### [Exercise objective]
All lines in which the word "ZANE" occurs are to be extracted.
-- START OF Dataset content --
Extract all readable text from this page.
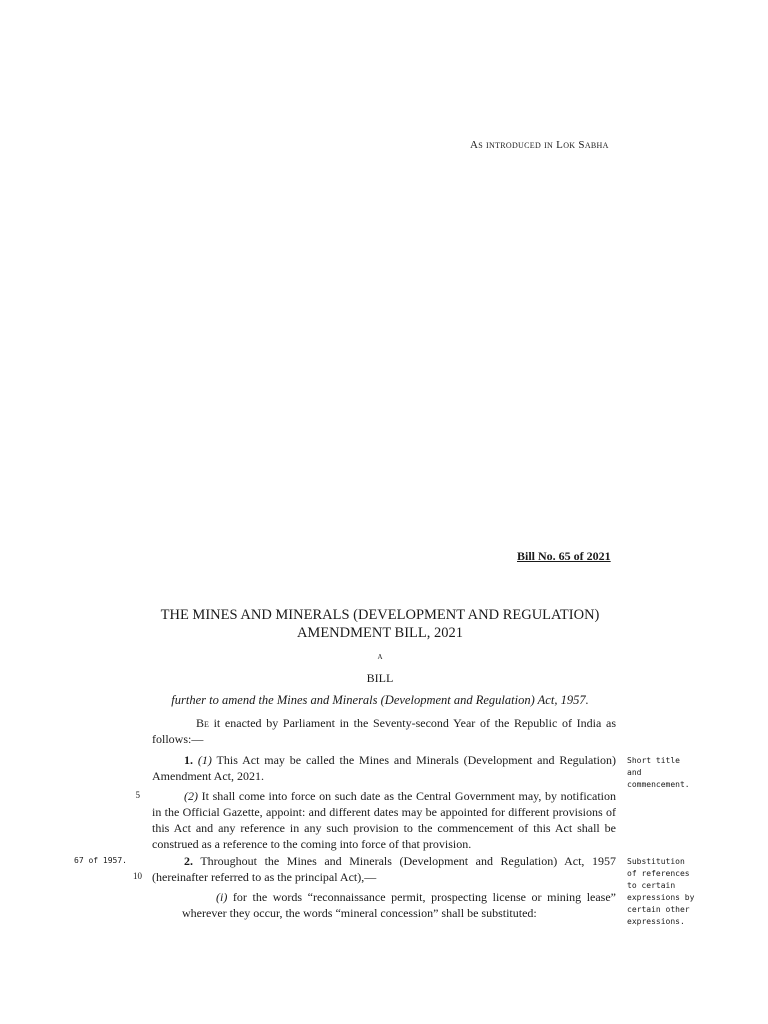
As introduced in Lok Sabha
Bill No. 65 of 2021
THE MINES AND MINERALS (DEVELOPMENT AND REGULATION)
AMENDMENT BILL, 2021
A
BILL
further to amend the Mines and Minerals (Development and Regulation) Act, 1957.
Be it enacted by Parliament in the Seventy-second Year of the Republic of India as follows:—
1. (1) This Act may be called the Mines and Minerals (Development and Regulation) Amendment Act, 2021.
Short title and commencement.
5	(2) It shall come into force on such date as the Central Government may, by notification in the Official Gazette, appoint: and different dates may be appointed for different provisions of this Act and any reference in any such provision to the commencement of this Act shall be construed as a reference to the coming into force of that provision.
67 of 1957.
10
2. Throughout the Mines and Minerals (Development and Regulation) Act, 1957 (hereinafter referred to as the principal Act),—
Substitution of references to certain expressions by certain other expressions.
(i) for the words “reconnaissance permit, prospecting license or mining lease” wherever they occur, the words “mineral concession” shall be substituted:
-- END OF Dataset content --
-- START OF Dataset content --
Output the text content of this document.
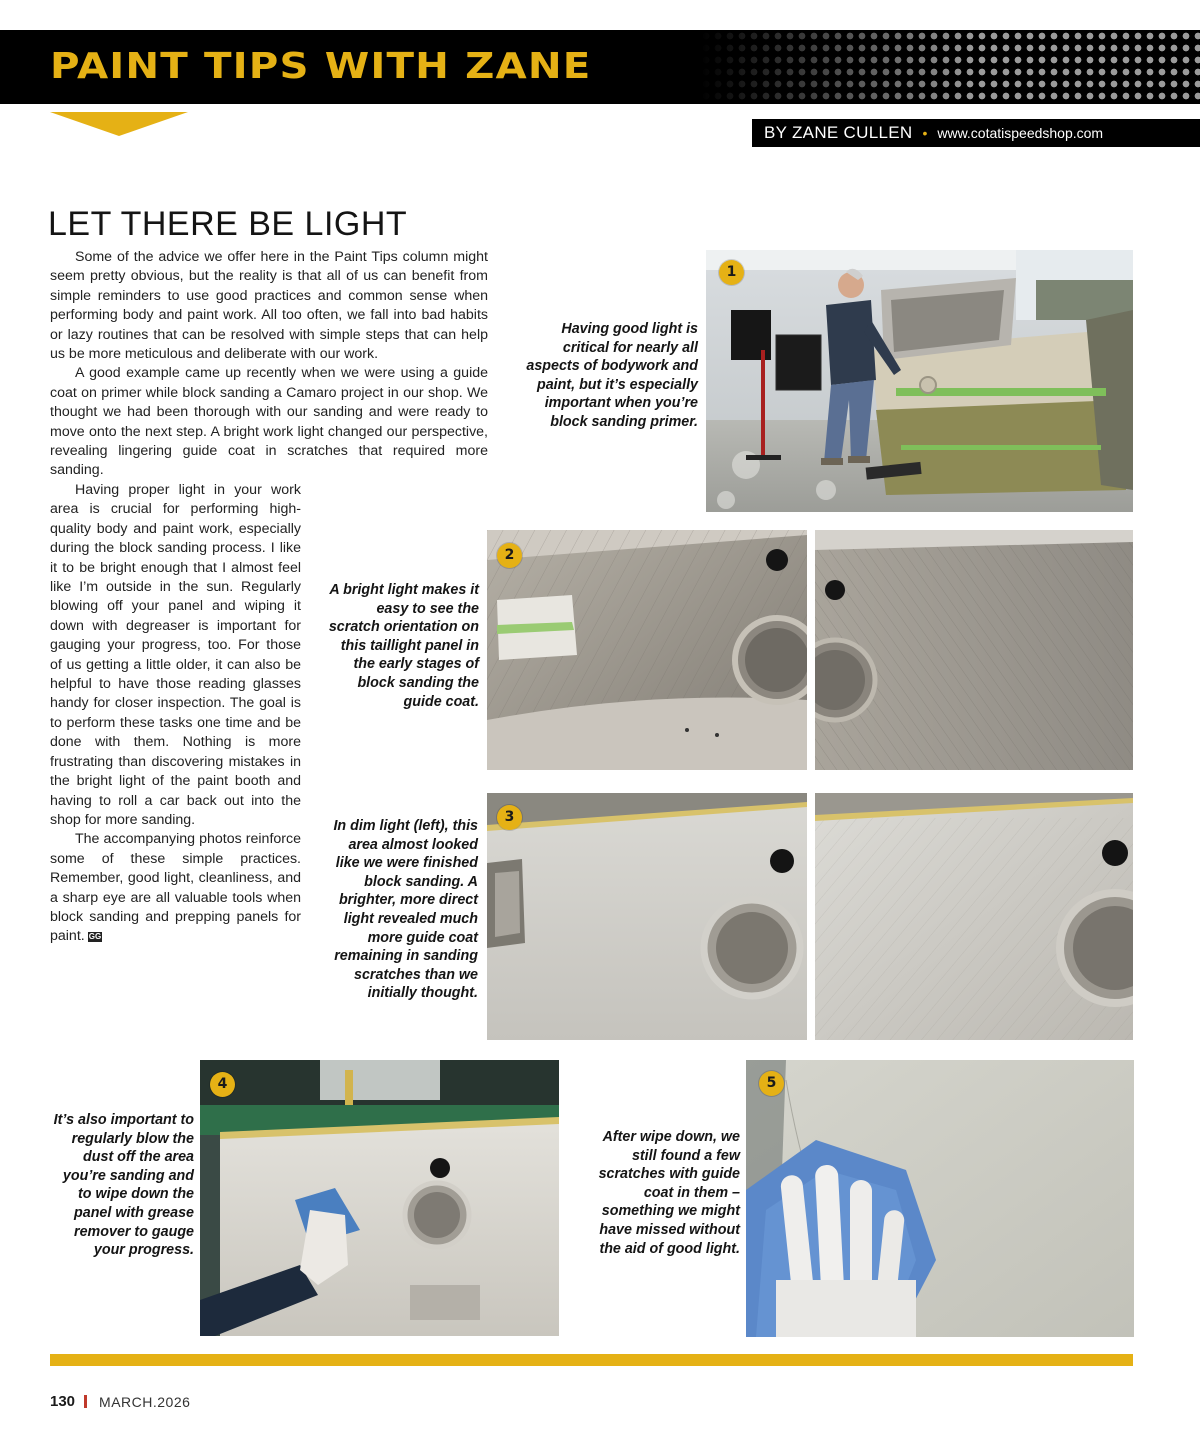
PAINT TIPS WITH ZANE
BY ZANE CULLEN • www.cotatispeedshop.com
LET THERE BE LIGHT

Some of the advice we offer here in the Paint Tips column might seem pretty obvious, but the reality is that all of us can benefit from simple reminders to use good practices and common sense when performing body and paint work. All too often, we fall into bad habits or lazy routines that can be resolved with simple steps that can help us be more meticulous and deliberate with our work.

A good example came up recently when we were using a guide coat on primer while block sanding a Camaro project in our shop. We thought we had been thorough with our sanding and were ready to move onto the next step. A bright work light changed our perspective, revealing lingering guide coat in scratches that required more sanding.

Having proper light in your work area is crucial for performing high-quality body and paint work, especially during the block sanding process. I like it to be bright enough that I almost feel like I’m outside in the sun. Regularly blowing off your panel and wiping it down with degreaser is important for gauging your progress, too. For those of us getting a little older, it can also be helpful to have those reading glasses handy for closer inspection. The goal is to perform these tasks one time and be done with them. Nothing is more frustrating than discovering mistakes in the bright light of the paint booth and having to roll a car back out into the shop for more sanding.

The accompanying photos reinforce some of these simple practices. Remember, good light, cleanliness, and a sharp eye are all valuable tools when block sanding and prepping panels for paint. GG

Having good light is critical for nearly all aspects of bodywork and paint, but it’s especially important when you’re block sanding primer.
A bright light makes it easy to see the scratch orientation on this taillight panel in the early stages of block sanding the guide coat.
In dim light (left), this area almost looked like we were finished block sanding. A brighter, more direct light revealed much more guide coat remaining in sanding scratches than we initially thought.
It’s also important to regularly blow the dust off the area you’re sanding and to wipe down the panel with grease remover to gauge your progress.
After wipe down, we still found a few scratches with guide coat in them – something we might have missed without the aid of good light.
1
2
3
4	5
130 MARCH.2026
-- END OF Dataset content --
### [Task response]
PAINT TIPS WITH ZANE
BY ZANE CULLEN • www.cotatispeedshop.com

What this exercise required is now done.